[DATASET RECORDS]

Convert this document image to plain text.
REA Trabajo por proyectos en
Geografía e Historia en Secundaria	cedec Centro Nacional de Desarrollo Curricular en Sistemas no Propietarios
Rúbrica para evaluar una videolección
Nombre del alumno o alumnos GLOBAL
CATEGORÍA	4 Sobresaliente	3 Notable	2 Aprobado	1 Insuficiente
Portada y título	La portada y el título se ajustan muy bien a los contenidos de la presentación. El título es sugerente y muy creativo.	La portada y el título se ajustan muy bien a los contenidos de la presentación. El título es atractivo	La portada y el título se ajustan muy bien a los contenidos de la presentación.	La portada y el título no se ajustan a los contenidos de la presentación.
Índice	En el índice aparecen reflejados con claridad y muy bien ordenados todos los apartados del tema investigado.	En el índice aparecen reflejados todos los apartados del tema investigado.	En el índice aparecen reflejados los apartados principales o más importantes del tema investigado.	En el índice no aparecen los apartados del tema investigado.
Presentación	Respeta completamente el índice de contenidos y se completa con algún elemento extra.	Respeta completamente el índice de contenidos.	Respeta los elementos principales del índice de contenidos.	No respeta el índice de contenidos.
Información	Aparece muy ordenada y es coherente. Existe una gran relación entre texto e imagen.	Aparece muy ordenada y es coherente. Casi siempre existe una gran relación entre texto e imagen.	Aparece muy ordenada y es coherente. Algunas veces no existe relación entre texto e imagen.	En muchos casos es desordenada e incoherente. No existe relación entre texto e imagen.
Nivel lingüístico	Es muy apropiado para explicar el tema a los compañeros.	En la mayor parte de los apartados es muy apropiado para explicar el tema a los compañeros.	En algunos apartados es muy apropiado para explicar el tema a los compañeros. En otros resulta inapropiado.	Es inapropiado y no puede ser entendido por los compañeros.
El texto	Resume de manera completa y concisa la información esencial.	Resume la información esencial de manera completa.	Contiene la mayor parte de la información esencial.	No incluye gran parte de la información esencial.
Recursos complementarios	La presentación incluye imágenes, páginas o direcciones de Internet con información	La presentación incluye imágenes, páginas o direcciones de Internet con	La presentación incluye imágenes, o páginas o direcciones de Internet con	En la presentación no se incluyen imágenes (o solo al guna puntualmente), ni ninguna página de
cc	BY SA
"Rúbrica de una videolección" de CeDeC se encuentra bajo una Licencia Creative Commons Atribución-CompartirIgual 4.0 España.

[/DATASET RECORDS]

**TASK STATEMENT:**
If a line in the records holds the word "contenidos", count it, then give only the total.

**TASK RESPONSE:**
2